▶ _Problem requirements_
Print every line of the data below exactly as it appears, without changing anything.

[Item position data]
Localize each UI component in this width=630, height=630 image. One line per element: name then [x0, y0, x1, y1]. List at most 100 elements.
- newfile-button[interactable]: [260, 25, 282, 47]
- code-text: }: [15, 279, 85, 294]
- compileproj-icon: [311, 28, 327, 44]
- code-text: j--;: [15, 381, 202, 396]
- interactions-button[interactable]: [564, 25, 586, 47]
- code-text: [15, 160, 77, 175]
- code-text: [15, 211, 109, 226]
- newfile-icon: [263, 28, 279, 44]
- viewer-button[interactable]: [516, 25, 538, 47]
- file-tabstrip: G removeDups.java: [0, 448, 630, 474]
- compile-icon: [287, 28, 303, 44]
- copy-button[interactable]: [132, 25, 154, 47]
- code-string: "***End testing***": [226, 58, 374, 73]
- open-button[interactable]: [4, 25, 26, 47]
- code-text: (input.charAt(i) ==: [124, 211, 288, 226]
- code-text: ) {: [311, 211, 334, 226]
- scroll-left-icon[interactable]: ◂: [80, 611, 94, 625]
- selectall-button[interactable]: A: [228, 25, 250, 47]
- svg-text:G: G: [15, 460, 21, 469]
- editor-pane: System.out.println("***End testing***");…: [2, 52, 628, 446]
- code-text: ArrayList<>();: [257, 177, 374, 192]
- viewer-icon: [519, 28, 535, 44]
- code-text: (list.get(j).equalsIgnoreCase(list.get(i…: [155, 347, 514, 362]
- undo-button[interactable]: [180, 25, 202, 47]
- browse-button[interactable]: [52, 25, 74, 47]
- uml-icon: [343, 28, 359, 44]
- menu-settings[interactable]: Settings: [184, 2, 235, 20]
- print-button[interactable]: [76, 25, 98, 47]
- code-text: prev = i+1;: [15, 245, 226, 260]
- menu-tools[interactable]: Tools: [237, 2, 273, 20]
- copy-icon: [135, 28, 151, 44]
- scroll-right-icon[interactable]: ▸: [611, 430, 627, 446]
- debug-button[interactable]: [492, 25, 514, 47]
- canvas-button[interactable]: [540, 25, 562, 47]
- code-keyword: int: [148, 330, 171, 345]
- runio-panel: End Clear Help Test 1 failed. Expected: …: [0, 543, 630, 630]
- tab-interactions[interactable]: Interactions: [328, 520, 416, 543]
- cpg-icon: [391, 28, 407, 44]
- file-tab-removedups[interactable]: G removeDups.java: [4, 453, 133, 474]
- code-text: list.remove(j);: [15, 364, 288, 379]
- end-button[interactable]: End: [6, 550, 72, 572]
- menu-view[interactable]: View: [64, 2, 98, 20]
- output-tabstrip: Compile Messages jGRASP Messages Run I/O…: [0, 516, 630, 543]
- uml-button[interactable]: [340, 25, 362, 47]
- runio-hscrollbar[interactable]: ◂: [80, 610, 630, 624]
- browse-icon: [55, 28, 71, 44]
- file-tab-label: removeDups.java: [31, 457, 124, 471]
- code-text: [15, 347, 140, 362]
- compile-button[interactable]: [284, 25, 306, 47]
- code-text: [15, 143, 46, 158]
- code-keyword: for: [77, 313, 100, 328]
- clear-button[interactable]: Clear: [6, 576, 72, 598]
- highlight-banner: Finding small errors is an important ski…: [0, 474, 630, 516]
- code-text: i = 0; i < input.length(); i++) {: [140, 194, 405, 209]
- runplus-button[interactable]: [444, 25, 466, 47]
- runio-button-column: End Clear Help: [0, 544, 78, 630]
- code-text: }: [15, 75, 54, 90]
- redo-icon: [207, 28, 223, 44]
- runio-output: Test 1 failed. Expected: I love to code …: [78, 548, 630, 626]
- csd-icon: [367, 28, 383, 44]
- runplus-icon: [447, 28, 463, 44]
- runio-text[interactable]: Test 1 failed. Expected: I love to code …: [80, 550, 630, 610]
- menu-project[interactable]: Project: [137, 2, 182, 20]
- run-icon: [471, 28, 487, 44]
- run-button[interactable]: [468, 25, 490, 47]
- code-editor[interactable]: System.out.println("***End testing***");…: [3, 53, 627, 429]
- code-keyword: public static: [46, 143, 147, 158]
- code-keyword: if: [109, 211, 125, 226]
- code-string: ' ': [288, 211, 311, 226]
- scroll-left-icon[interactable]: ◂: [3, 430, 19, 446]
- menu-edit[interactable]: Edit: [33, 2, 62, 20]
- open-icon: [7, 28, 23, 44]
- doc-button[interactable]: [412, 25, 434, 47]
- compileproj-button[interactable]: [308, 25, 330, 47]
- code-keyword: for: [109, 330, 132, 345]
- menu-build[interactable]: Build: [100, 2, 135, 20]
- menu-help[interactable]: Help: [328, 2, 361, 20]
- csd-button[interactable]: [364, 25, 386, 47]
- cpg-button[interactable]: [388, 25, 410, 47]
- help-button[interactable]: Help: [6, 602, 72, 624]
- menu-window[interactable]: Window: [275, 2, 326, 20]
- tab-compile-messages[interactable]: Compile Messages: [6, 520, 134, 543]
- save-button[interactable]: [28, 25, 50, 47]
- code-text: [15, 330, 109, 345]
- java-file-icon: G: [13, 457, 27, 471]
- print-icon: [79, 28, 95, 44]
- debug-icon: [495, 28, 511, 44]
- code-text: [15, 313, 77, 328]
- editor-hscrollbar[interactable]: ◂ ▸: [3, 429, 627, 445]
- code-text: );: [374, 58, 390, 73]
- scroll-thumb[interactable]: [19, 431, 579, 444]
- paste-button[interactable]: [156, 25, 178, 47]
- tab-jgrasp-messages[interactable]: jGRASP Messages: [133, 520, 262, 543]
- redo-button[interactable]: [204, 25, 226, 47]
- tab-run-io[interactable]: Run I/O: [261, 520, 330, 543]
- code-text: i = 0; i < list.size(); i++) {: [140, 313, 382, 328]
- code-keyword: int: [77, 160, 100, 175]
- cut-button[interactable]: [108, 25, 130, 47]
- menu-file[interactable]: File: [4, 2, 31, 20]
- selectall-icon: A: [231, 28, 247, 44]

▶ _Written response_
Localize each UI component in this width=630, height=630 image. One line per element: name then [x0, y0, x1, y1]. List at most 100 elements.
- newfile-button[interactable]: [260, 25, 282, 47]
- code-text: }: [15, 279, 85, 294]
- compileproj-icon: [311, 28, 327, 44]
- code-text: j--;: [15, 381, 202, 396]
- interactions-button[interactable]: [564, 25, 586, 47]
- code-text: [15, 160, 77, 175]
- code-text: [15, 211, 109, 226]
- newfile-icon: [263, 28, 279, 44]
- viewer-button[interactable]: [516, 25, 538, 47]
- file-tabstrip: G removeDups.java: [0, 448, 630, 474]
- compile-icon: [287, 28, 303, 44]
- copy-button[interactable]: [132, 25, 154, 47]
- code-string: "***End testing***": [226, 58, 374, 73]
- open-button[interactable]: [4, 25, 26, 47]
- code-text: (input.charAt(i) ==: [124, 211, 288, 226]
- code-text: ) {: [311, 211, 334, 226]
- scroll-left-icon[interactable]: ◂: [80, 611, 94, 625]
- selectall-button[interactable]: A: [228, 25, 250, 47]
- svg-text:G: G: [15, 460, 21, 469]
- editor-pane: System.out.println("***End testing***");…: [2, 52, 628, 446]
- code-text: ArrayList<>();: [257, 177, 374, 192]
- viewer-icon: [519, 28, 535, 44]
- code-text: (list.get(j).equalsIgnoreCase(list.get(i…: [155, 347, 514, 362]
- undo-button[interactable]: [180, 25, 202, 47]
- browse-button[interactable]: [52, 25, 74, 47]
- uml-icon: [343, 28, 359, 44]
- menu-settings[interactable]: Settings: [184, 2, 235, 20]
- print-button[interactable]: [76, 25, 98, 47]
- code-text: prev = i+1;: [15, 245, 226, 260]
- menu-tools[interactable]: Tools: [237, 2, 273, 20]
- copy-icon: [135, 28, 151, 44]
- scroll-right-icon[interactable]: ▸: [611, 430, 627, 446]
- debug-button[interactable]: [492, 25, 514, 47]
- canvas-button[interactable]: [540, 25, 562, 47]
- code-keyword: int: [148, 330, 171, 345]
- runio-panel: End Clear Help Test 1 failed. Expected: …: [0, 543, 630, 630]
- tab-interactions[interactable]: Interactions: [328, 520, 416, 543]
- cpg-icon: [391, 28, 407, 44]
- file-tab-removedups[interactable]: G removeDups.java: [4, 453, 133, 474]
- code-text: list.remove(j);: [15, 364, 288, 379]
- end-button[interactable]: End: [6, 550, 72, 572]
- menu-view[interactable]: View: [64, 2, 98, 20]
- output-tabstrip: Compile Messages jGRASP Messages Run I/O…: [0, 516, 630, 543]
- uml-button[interactable]: [340, 25, 362, 47]
- runio-hscrollbar[interactable]: ◂: [80, 610, 630, 624]
- browse-icon: [55, 28, 71, 44]
- file-tab-label: removeDups.java: [31, 457, 124, 471]
- code-text: [15, 347, 140, 362]
- compile-button[interactable]: [284, 25, 306, 47]
- code-text: [15, 143, 46, 158]
- code-keyword: for: [77, 313, 100, 328]
- clear-button[interactable]: Clear: [6, 576, 72, 598]
- highlight-banner: Finding small errors is an important ski…: [0, 474, 630, 516]
- code-text: i = 0; i < input.length(); i++) {: [140, 194, 405, 209]
- runplus-button[interactable]: [444, 25, 466, 47]
- runio-button-column: End Clear Help: [0, 544, 78, 630]
- code-text: }: [15, 75, 54, 90]
- redo-icon: [207, 28, 223, 44]
- runio-output: Test 1 failed. Expected: I love to code …: [78, 548, 630, 626]
- csd-icon: [367, 28, 383, 44]
- runplus-icon: [447, 28, 463, 44]
- runio-text[interactable]: Test 1 failed. Expected: I love to code …: [80, 550, 630, 610]
- menu-project[interactable]: Project: [137, 2, 182, 20]
- run-icon: [471, 28, 487, 44]
- run-button[interactable]: [468, 25, 490, 47]
- code-editor[interactable]: System.out.println("***End testing***");…: [3, 53, 627, 429]
- code-keyword: public static: [46, 143, 147, 158]
- code-keyword: if: [109, 211, 125, 226]
- code-string: ' ': [288, 211, 311, 226]
- scroll-left-icon[interactable]: ◂: [3, 430, 19, 446]
- menu-edit[interactable]: Edit: [33, 2, 62, 20]
- open-icon: [7, 28, 23, 44]
- doc-button[interactable]: [412, 25, 434, 47]
- compileproj-button[interactable]: [308, 25, 330, 47]
- code-keyword: for: [109, 330, 132, 345]
- menu-build[interactable]: Build: [100, 2, 135, 20]
- menu-help[interactable]: Help: [328, 2, 361, 20]
- csd-button[interactable]: [364, 25, 386, 47]
- cpg-button[interactable]: [388, 25, 410, 47]
- help-button[interactable]: Help: [6, 602, 72, 624]
- menu-window[interactable]: Window: [275, 2, 326, 20]
- tab-compile-messages[interactable]: Compile Messages: [6, 520, 134, 543]
- save-button[interactable]: [28, 25, 50, 47]
- code-text: [15, 330, 109, 345]
- java-file-icon: G: [13, 457, 27, 471]
- print-icon: [79, 28, 95, 44]
- debug-icon: [495, 28, 511, 44]
- code-text: [15, 313, 77, 328]
- editor-hscrollbar[interactable]: ◂ ▸: [3, 429, 627, 445]
- code-text: );: [374, 58, 390, 73]
- scroll-thumb[interactable]: [19, 431, 579, 444]
- paste-button[interactable]: [156, 25, 178, 47]
- tab-jgrasp-messages[interactable]: jGRASP Messages: [133, 520, 262, 543]
- redo-button[interactable]: [204, 25, 226, 47]
- tab-run-io[interactable]: Run I/O: [261, 520, 330, 543]
- code-text: i = 0; i < list.size(); i++) {: [140, 313, 382, 328]
- code-keyword: int: [77, 160, 100, 175]
- cut-button[interactable]: [108, 25, 130, 47]
- menu-file[interactable]: File: [4, 2, 31, 20]
- selectall-icon: A: [231, 28, 247, 44]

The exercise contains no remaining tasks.